---- Record extracts
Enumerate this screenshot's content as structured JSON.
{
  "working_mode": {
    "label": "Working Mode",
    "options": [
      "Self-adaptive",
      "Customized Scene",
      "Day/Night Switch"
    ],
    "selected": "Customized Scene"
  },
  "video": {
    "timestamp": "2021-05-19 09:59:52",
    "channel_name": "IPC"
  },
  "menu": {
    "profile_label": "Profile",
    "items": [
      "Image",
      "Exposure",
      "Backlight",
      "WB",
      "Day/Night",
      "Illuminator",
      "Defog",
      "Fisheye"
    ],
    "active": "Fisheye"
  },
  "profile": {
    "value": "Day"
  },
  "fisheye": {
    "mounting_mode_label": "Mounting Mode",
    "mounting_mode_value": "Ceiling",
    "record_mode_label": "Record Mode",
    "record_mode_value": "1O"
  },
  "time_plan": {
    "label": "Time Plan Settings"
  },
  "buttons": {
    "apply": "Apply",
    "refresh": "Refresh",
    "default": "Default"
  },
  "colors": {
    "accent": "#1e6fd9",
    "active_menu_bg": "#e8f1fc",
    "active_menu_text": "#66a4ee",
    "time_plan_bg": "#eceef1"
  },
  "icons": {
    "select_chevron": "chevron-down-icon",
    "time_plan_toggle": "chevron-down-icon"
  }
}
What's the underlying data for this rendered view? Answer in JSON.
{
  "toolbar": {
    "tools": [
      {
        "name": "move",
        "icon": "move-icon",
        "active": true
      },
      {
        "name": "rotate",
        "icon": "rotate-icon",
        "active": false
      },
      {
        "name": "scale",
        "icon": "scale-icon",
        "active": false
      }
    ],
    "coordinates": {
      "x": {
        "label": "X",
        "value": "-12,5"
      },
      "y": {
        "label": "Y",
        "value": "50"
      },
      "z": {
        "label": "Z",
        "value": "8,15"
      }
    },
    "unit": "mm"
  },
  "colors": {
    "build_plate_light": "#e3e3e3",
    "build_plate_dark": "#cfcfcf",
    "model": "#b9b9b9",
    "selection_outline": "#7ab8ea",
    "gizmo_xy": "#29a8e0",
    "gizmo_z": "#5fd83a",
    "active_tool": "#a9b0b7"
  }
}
--------
---- Record extracts
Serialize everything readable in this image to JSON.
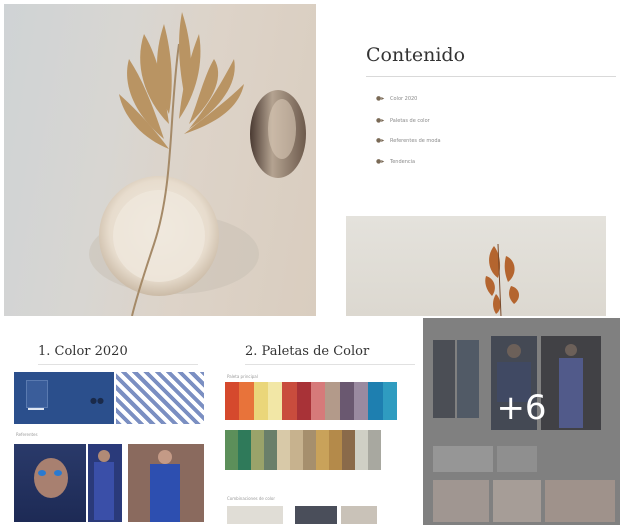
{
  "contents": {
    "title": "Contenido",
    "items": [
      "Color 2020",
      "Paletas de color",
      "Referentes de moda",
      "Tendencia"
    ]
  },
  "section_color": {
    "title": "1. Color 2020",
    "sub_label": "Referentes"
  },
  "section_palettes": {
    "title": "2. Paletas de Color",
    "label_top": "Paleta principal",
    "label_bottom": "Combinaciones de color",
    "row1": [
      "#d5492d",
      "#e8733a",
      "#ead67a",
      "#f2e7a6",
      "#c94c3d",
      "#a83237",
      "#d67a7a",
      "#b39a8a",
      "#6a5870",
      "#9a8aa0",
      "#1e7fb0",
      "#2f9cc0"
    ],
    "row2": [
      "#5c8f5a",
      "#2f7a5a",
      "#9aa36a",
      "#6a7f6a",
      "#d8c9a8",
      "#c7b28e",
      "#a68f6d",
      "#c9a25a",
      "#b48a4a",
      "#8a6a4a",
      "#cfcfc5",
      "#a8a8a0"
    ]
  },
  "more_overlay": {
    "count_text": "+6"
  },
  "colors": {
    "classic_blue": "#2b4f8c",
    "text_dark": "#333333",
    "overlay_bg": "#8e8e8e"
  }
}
--------
---- Record extracts
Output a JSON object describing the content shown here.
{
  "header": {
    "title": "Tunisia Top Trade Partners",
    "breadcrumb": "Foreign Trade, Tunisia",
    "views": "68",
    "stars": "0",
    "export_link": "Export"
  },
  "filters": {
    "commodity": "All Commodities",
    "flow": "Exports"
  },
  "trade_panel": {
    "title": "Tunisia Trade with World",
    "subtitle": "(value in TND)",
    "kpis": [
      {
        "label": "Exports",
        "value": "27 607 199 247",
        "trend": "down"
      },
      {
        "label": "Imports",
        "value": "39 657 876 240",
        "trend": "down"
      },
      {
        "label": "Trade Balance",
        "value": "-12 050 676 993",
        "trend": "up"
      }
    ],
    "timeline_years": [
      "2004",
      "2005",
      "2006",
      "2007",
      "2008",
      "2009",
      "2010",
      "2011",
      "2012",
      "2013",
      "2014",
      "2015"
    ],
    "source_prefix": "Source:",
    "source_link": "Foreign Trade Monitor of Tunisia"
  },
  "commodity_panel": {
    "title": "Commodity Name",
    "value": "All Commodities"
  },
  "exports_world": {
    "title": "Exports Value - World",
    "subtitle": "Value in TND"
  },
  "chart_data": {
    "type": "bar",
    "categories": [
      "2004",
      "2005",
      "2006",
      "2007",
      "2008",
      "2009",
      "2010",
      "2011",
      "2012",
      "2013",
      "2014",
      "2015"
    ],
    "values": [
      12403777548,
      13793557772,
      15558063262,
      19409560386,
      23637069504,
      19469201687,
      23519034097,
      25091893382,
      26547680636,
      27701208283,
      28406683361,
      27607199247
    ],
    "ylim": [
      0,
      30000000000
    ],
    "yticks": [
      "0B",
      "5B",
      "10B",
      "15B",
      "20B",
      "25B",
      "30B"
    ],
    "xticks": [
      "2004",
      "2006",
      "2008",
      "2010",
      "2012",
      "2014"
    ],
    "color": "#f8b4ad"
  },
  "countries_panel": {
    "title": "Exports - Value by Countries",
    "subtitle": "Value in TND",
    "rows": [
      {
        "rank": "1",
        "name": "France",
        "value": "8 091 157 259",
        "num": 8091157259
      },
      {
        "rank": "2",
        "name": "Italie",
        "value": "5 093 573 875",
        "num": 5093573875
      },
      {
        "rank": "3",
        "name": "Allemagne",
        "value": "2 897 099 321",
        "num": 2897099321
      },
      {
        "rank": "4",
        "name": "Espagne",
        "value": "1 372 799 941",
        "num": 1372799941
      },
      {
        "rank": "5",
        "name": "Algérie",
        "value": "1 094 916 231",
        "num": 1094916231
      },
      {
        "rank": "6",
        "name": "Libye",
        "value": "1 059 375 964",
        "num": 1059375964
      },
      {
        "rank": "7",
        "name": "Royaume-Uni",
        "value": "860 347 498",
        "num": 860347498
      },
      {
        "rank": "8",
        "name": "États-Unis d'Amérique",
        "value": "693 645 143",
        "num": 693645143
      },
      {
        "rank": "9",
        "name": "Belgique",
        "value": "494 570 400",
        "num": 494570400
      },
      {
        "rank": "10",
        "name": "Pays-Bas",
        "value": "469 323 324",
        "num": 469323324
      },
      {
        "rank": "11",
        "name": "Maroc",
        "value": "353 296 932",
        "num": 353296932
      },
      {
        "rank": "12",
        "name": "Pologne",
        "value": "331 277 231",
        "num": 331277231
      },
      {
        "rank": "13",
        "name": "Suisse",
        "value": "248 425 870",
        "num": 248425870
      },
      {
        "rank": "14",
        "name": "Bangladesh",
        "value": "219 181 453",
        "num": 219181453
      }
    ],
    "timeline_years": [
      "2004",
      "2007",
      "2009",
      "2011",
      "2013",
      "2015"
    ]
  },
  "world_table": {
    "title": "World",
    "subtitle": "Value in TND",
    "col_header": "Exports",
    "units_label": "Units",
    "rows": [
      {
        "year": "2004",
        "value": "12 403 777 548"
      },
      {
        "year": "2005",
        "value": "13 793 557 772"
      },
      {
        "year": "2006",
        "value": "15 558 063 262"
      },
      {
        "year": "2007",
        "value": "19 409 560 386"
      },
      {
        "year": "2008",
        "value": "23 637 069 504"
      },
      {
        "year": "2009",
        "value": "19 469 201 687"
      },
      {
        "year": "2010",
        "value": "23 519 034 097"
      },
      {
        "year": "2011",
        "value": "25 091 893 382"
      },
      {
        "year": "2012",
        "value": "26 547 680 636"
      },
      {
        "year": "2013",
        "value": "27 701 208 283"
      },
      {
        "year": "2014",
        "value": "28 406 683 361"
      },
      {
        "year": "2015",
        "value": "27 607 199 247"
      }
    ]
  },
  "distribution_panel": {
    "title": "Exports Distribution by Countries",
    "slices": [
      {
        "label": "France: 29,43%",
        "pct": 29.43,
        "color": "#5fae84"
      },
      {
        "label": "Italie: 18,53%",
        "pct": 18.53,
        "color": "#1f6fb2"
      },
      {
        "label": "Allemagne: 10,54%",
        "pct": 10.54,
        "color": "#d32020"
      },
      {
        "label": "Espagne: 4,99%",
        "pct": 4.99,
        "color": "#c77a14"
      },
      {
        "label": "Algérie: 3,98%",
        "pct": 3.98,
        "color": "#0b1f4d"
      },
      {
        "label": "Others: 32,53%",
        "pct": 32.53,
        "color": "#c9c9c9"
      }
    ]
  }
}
--------
▸ What you have to do:
From the listing, copy every line where the string "Foreign" appears.

▸ Solution to this exercise:
    "breadcrumb": "Foreign Trade, Tunisia",
    "source_link": "Foreign Trade Monitor of Tunisia"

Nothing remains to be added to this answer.